The problem
Only the number is wanted: how many lines contain "pratique"?

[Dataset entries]
— begin —

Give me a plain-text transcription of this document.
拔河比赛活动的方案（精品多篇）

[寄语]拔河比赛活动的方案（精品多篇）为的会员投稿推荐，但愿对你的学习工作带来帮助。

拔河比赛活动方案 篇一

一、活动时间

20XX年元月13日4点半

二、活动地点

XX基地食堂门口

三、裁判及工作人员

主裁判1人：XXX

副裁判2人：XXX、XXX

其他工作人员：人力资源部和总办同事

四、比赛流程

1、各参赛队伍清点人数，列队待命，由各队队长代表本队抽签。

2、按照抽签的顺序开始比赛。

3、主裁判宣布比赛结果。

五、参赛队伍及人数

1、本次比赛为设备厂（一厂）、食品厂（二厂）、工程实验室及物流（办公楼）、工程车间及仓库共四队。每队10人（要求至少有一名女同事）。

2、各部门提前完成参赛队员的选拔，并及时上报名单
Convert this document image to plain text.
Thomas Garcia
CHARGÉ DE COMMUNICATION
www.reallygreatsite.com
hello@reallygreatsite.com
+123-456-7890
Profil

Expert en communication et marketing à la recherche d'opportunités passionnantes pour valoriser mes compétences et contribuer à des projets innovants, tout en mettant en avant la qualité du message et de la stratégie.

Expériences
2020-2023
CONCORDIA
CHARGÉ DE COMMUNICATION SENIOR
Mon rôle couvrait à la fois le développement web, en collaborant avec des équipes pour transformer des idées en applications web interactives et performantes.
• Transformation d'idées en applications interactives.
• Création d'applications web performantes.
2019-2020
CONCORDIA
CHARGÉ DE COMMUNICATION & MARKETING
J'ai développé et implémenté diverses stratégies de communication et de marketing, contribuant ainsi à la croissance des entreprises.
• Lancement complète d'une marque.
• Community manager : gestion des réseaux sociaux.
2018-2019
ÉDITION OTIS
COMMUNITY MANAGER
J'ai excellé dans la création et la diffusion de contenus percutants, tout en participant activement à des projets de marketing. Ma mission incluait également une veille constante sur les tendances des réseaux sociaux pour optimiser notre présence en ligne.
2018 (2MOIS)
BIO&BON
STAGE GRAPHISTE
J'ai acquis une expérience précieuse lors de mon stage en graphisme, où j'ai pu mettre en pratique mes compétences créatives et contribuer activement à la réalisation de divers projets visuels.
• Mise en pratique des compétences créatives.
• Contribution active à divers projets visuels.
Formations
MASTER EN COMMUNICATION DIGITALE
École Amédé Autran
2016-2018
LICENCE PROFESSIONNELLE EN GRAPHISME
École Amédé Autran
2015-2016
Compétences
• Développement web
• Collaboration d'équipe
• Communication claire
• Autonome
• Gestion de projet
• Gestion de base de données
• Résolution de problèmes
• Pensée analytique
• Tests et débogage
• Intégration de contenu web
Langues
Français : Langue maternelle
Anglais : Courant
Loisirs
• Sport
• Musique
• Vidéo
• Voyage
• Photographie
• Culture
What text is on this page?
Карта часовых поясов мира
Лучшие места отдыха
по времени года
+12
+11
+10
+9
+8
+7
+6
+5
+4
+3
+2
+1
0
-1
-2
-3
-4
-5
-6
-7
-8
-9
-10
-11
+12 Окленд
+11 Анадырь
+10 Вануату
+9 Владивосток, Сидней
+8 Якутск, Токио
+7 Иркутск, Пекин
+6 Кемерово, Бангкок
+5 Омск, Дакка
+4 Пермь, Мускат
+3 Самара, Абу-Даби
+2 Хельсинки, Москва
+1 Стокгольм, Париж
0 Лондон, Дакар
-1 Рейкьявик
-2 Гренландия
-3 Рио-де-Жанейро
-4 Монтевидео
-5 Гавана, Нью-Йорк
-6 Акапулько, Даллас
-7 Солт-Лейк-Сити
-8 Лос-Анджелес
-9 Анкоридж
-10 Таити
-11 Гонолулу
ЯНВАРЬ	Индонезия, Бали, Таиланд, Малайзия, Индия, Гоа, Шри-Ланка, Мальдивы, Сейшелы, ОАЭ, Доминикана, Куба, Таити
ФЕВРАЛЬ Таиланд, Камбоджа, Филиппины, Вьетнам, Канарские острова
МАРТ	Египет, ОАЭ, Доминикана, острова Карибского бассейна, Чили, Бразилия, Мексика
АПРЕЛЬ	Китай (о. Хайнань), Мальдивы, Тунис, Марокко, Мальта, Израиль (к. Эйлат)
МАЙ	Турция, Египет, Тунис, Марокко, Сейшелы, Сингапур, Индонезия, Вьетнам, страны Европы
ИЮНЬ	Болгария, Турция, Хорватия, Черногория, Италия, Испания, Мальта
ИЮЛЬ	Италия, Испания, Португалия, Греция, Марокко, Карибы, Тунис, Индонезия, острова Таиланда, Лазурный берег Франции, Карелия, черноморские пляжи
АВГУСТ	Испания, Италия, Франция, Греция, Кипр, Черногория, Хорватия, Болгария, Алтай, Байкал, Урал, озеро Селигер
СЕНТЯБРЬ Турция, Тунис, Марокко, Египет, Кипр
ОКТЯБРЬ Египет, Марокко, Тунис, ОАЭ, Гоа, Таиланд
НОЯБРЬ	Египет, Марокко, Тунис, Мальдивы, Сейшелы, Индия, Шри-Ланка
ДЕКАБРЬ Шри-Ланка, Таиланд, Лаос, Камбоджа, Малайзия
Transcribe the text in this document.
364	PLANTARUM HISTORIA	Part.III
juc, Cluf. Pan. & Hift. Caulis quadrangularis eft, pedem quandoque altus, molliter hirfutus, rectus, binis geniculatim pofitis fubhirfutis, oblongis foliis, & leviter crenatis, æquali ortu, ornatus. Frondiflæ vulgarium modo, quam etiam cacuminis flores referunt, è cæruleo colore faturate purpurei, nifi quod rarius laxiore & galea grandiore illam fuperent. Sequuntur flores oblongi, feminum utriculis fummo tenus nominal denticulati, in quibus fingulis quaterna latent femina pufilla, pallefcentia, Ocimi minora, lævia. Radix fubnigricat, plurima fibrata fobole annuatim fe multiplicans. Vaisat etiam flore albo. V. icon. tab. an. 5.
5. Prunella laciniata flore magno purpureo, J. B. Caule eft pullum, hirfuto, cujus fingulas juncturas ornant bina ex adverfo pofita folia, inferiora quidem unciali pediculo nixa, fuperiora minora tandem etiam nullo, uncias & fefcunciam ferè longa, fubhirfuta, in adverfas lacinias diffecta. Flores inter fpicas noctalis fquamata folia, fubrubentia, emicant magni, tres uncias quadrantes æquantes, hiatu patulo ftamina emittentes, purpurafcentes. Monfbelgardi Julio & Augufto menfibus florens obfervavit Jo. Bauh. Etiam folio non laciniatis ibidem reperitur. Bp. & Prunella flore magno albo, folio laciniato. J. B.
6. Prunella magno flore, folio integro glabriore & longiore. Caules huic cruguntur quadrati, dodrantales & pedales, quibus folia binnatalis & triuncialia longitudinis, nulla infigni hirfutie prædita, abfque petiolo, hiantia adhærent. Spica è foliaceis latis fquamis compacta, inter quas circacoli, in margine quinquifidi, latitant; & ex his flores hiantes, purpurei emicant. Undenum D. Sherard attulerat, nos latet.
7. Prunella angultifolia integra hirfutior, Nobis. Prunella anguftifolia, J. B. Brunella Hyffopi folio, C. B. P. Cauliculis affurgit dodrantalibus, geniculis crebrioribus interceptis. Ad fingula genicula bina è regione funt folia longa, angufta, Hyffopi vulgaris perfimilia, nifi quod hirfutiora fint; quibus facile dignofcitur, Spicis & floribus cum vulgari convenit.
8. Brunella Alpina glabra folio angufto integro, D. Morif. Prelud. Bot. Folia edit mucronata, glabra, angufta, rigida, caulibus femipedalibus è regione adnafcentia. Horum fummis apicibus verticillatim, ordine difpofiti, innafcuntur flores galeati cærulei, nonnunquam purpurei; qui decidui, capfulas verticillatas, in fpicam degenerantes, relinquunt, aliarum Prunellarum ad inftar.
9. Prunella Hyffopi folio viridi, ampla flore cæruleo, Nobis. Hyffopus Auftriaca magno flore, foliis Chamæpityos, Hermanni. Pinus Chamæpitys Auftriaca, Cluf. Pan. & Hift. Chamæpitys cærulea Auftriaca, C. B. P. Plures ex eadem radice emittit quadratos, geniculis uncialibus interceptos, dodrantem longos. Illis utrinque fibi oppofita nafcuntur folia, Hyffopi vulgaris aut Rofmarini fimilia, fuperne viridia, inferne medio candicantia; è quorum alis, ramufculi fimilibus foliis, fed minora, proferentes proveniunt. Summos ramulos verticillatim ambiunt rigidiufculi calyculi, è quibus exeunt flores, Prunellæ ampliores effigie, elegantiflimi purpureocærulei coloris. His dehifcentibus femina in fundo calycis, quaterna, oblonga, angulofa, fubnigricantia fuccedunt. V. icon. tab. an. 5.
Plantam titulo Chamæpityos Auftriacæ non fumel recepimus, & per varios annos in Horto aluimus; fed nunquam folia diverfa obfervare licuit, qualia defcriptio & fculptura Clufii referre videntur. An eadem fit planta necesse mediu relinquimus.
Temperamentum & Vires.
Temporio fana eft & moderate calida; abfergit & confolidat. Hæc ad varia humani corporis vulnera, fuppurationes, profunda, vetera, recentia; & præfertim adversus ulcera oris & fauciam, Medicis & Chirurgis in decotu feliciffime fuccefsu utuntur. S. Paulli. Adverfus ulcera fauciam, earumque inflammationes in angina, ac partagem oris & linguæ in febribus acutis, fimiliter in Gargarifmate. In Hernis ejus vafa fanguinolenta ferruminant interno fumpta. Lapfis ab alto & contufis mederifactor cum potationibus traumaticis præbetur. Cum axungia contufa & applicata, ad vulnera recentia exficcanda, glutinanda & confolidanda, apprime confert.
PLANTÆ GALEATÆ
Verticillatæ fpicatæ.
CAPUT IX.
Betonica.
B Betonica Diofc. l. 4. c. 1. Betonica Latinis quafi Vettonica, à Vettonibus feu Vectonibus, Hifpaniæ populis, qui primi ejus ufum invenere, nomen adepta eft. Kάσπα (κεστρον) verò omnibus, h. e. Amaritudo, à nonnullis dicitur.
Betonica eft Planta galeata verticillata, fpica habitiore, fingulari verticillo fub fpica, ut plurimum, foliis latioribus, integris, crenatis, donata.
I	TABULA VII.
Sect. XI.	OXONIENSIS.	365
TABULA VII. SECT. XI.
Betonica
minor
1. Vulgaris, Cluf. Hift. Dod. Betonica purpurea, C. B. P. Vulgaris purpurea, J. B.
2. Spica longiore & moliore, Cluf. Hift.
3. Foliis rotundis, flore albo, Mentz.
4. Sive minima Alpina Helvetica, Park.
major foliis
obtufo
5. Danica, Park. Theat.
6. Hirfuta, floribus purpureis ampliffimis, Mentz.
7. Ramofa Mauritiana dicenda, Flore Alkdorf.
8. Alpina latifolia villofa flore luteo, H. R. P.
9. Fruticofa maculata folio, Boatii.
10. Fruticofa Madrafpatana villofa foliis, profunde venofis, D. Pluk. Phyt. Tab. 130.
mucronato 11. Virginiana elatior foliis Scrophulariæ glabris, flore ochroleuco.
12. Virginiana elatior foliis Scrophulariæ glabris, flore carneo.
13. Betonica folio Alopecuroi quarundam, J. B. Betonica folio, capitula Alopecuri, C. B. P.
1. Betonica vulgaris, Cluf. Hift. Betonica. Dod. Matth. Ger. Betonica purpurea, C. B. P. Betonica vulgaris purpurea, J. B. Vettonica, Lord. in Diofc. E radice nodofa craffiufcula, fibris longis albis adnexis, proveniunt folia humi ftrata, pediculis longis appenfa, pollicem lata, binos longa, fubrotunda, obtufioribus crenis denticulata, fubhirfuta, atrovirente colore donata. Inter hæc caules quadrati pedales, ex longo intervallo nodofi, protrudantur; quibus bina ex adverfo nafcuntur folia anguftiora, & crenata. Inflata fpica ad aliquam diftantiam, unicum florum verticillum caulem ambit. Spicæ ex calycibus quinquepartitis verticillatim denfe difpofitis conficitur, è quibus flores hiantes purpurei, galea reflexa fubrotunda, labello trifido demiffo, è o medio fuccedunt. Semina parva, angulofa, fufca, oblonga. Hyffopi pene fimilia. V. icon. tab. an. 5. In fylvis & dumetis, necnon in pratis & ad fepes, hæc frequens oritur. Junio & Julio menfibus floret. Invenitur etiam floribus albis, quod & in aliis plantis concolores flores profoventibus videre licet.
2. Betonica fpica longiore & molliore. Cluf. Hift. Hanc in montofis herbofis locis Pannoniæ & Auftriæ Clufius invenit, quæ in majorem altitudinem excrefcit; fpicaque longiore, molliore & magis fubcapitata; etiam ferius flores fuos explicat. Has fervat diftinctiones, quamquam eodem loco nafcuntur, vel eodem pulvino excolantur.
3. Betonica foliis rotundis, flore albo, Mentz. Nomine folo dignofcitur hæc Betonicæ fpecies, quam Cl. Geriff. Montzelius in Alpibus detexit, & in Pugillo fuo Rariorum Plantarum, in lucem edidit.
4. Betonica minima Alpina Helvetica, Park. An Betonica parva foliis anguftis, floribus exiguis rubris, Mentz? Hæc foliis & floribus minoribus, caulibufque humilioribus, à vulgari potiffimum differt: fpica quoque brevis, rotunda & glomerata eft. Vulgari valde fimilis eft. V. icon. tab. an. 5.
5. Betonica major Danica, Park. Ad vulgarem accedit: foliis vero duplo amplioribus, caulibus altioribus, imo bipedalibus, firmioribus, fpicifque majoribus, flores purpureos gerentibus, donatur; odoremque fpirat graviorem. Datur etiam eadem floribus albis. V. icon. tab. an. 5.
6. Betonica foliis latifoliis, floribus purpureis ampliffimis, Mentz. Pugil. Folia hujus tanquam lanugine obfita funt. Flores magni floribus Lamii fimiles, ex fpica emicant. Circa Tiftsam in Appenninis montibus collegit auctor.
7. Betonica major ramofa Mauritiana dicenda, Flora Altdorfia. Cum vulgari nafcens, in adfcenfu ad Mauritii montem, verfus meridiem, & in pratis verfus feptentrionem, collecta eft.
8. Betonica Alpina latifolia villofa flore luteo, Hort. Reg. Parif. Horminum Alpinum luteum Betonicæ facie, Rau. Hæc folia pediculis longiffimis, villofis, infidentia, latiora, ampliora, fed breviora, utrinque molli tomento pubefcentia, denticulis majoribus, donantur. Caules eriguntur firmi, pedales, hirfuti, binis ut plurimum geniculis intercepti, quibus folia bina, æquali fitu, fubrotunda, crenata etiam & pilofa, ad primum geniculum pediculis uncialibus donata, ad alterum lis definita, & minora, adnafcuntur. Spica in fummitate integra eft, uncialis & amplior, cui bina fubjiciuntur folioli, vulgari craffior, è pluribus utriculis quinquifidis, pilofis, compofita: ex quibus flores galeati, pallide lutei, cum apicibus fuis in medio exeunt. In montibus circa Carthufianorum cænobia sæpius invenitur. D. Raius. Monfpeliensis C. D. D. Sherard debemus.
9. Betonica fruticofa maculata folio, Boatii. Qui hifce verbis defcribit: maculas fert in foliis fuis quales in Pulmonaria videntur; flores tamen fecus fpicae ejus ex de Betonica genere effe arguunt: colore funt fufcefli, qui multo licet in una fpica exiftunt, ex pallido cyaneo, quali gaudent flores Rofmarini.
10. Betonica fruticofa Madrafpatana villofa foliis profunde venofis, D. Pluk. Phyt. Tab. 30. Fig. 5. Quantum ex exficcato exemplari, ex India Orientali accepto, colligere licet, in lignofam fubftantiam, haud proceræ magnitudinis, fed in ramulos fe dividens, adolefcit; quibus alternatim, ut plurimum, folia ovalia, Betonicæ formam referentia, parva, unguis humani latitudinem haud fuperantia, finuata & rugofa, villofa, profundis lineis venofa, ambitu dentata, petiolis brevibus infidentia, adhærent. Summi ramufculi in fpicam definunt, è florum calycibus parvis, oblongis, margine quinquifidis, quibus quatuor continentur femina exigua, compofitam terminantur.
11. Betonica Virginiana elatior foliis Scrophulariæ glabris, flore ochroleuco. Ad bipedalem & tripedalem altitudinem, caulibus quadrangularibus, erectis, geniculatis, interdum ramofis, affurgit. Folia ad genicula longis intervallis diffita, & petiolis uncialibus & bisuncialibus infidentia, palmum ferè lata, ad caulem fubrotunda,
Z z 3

— end —

Correct output
2